# Information provided
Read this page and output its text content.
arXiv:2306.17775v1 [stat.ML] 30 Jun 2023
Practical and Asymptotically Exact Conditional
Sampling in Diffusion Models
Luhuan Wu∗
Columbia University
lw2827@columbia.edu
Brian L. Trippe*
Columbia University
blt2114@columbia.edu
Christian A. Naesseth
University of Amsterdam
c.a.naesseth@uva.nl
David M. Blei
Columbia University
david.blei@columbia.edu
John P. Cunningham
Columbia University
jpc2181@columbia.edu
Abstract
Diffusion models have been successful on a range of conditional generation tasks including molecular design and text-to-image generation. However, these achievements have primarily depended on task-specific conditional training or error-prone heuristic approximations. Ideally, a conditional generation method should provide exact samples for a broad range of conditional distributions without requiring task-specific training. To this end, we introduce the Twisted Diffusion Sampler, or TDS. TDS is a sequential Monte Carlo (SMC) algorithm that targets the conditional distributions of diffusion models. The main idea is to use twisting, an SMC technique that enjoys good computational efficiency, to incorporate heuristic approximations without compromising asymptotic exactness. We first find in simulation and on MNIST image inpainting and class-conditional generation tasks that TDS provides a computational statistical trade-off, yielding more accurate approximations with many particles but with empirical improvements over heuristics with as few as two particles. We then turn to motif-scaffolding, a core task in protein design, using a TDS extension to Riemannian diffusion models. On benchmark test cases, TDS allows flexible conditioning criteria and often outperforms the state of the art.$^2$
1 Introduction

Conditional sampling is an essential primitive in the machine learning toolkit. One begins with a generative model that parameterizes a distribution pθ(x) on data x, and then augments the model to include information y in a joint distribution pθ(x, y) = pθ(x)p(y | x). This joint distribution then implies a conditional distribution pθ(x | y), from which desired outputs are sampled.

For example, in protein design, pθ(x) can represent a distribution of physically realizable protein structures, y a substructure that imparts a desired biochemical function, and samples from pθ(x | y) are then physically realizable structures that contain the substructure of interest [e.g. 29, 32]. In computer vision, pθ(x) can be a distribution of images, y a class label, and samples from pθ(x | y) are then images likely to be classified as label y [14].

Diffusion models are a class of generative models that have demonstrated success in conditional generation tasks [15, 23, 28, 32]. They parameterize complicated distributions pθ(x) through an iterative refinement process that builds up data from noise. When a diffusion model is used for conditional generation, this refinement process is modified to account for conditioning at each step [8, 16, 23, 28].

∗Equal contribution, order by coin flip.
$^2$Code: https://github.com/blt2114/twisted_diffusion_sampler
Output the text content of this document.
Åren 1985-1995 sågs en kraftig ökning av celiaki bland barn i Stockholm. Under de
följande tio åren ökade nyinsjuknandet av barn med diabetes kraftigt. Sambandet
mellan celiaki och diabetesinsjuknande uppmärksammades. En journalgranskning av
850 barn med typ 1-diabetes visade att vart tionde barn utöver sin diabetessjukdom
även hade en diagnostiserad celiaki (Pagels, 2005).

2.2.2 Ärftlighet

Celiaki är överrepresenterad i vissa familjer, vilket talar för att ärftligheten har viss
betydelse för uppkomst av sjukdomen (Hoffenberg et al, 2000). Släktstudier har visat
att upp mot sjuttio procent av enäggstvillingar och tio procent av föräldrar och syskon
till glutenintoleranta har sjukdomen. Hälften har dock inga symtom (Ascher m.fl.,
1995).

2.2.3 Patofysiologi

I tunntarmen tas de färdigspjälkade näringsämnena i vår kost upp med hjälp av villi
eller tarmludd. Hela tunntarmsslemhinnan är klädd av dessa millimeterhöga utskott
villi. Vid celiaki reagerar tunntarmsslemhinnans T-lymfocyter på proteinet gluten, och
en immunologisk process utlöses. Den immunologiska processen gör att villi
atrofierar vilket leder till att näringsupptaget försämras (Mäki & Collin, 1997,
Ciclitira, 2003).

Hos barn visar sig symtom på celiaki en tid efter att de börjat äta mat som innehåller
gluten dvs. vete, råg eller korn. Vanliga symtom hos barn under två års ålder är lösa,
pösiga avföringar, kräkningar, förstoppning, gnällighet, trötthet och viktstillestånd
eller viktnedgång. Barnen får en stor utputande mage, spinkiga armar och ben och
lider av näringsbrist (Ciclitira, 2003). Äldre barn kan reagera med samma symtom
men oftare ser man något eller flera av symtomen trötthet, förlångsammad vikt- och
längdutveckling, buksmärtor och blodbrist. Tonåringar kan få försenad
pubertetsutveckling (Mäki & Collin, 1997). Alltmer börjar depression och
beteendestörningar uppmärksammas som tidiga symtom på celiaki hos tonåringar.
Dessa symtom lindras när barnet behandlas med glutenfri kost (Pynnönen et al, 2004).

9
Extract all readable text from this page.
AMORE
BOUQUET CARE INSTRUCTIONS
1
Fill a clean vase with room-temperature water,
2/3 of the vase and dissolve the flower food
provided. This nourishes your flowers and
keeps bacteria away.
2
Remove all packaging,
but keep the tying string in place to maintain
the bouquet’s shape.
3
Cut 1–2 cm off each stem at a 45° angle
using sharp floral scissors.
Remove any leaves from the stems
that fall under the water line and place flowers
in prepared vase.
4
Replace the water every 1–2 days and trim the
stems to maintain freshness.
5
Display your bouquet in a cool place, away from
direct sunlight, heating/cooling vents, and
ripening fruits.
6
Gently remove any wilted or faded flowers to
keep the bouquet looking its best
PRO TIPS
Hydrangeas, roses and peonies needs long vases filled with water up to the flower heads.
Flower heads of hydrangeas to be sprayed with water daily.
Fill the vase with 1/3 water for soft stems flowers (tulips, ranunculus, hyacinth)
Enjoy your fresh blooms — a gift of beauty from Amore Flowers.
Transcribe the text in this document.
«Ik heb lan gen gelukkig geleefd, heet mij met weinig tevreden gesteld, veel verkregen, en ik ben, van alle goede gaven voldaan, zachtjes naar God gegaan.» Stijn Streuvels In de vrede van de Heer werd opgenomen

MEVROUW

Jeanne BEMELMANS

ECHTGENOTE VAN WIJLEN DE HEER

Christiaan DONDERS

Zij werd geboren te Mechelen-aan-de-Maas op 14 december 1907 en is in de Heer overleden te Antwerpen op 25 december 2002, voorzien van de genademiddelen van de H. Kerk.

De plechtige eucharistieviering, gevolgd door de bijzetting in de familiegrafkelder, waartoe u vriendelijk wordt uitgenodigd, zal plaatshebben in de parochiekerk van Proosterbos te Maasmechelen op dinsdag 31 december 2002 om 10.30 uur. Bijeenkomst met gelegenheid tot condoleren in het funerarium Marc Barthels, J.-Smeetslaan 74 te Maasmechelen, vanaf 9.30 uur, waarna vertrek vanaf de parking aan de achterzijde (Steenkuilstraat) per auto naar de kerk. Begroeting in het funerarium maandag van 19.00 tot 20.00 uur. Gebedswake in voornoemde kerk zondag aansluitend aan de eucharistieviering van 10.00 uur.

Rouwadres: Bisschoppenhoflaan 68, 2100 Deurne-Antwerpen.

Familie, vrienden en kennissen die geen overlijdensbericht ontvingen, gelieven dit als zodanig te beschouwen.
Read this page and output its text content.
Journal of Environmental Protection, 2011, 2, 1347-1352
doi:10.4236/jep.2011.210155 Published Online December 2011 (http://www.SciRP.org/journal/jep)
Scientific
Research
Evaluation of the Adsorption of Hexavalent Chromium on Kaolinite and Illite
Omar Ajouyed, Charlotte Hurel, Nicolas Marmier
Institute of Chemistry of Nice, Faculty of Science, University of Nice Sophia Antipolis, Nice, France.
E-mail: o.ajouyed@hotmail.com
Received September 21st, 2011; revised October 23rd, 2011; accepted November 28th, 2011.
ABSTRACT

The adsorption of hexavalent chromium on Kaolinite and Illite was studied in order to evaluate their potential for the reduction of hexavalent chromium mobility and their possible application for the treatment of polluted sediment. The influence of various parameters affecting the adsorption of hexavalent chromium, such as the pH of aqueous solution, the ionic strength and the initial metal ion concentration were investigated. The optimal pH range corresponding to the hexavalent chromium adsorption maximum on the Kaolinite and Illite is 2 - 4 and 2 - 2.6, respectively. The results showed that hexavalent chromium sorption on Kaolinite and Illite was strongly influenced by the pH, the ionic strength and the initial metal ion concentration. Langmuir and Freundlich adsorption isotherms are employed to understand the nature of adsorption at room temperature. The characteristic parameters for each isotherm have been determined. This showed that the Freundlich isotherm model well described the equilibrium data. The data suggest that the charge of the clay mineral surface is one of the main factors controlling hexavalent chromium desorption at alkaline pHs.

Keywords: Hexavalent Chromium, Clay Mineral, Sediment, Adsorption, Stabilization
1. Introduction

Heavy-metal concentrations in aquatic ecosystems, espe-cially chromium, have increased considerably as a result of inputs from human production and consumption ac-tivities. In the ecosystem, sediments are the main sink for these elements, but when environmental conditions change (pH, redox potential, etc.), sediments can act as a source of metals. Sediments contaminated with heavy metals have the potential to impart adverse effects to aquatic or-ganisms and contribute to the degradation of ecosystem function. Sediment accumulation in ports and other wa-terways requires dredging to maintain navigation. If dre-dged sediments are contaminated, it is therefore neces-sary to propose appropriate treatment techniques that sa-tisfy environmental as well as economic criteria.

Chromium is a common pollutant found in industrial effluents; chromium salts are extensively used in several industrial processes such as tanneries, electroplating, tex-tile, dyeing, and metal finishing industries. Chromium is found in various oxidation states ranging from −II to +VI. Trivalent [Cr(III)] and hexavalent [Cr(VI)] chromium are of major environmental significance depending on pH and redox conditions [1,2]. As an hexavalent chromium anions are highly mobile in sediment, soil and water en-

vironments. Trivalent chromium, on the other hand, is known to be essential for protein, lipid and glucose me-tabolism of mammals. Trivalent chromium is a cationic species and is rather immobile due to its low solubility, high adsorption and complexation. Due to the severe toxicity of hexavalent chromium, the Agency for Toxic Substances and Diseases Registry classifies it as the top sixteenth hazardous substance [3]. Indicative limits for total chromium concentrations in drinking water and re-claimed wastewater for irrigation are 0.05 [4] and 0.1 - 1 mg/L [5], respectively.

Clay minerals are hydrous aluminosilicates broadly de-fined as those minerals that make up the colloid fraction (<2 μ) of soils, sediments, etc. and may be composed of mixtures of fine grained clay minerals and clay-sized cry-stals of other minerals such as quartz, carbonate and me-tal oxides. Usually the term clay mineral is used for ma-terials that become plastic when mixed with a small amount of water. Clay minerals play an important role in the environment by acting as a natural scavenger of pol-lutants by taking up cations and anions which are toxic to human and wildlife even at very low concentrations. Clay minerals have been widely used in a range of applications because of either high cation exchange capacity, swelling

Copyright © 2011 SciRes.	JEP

# Work instruction
Where a line of the records has the string "werd", copy that line.

# Exercise solution
«Ik heb lan gen gelukkig geleefd, heet mij met weinig tevreden gesteld, veel verkregen, en ik ben, van alle goede gaven voldaan, zachtjes naar God gegaan.» Stijn Streuvels In de vrede van de Heer werd opgenomen
Zij werd geboren te Mechelen-aan-de-Maas op 14 december 1907 en is in de Heer overleden te Antwerpen op 25 december 2002, voorzien van de genademiddelen van de H. Kerk.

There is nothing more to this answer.